_Prompt_: Your answer should be a single number: the count of lines that include the word "средней".
:: Material provided ::
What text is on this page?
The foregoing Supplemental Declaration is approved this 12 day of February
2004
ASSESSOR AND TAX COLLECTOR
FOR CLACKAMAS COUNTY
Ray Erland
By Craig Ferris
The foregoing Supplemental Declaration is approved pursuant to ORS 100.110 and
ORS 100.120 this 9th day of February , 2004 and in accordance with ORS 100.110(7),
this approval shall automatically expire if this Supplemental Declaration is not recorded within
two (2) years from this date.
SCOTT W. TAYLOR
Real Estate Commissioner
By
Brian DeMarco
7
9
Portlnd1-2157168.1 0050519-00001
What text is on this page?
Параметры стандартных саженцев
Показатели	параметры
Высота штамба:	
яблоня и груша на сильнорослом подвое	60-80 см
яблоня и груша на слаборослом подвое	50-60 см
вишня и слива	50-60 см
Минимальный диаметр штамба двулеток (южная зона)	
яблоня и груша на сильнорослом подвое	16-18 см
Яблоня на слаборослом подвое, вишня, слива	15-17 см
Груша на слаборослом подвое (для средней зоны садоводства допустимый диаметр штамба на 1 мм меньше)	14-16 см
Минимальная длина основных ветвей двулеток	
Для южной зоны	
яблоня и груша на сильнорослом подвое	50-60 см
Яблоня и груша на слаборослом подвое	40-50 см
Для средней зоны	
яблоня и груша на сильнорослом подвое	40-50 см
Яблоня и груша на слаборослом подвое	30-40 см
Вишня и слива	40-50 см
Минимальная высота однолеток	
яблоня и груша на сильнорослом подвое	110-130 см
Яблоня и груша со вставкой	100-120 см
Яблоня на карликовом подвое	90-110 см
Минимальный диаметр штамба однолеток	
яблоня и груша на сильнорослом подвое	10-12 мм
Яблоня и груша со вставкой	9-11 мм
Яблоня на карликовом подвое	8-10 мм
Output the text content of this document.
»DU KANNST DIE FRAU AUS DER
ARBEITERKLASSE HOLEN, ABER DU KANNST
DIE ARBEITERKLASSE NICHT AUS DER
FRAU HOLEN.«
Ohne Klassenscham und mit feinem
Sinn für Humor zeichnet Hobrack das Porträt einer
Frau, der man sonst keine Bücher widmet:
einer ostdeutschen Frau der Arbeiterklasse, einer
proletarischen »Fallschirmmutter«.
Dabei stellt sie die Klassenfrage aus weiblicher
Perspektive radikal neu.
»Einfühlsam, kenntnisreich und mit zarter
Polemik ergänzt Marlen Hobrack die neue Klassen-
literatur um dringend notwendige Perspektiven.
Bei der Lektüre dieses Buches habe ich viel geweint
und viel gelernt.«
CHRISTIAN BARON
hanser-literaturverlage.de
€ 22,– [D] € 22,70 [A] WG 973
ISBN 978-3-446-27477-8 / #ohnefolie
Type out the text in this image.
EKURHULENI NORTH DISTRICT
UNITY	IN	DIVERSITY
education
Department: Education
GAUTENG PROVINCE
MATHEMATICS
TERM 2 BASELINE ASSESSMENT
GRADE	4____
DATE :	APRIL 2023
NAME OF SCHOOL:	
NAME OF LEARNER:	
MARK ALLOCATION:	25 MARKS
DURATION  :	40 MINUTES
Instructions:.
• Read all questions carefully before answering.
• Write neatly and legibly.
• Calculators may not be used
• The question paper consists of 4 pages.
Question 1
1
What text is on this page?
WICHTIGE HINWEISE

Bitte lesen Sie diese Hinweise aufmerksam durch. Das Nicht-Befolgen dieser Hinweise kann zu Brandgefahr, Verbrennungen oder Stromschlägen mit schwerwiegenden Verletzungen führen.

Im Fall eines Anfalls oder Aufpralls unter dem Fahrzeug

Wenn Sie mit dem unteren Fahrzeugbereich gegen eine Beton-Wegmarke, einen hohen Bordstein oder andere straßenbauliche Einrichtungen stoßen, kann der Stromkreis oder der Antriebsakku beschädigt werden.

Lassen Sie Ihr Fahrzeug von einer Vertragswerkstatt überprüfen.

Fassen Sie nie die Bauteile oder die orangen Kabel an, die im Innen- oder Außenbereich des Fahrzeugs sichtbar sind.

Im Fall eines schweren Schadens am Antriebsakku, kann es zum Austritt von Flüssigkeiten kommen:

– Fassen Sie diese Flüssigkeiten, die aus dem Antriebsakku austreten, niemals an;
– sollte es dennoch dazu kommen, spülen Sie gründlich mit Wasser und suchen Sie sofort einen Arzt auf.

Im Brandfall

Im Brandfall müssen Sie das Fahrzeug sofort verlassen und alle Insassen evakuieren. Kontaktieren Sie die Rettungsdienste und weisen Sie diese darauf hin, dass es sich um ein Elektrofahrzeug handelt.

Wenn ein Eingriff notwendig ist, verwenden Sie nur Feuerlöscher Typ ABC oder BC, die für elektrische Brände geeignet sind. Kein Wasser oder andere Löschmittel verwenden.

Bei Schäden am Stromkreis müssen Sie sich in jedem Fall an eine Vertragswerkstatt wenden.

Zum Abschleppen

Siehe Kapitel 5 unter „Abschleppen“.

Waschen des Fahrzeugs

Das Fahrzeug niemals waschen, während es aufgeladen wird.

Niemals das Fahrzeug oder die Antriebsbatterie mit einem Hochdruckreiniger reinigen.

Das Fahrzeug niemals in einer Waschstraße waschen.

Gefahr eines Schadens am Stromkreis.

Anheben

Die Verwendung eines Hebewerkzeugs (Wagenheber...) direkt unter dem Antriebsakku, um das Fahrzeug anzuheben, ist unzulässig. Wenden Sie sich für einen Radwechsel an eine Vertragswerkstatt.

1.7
:::
_Answer for this exercise_: 2